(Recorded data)
== == ==

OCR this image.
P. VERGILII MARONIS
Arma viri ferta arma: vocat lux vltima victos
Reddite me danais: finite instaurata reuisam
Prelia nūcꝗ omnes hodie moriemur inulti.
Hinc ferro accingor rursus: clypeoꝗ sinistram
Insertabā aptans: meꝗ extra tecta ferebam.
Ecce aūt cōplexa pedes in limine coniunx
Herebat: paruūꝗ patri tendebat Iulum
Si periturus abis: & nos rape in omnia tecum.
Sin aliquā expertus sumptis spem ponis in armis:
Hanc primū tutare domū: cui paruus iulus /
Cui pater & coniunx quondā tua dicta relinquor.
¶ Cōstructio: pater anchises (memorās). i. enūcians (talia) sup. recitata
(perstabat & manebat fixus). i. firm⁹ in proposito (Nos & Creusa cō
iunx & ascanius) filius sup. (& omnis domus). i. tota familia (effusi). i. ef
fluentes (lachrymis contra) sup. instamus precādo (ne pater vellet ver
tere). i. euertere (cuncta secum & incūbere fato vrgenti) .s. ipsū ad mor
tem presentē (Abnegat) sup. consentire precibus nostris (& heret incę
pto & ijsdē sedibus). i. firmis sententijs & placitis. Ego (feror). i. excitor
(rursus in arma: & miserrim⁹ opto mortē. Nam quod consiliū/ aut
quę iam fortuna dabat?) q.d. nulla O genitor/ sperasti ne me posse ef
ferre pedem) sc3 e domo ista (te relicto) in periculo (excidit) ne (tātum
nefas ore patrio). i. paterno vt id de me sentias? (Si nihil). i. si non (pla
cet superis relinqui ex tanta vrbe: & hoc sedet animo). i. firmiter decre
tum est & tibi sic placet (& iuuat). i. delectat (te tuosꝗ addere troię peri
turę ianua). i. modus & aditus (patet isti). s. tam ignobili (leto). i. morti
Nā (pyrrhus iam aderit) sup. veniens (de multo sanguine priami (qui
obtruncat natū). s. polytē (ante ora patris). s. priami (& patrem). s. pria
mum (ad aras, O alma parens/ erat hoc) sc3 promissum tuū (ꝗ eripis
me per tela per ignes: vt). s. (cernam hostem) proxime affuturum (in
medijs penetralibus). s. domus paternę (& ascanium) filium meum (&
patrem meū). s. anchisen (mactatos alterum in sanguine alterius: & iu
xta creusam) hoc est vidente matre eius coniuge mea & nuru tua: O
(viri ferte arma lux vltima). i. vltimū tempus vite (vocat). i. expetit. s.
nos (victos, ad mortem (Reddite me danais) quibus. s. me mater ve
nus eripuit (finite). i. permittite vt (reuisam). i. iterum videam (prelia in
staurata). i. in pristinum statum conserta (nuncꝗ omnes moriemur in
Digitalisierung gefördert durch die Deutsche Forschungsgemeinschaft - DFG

== == ==

[TASK DESCRIPTION] Give every line of the material that includes the string "viri".

[RESULT]
Arma viri ferta arma: vocat lux vltima victos
(viri ferte arma lux vltima). i. vltimū tempus vite (vocat). i. expetit. s.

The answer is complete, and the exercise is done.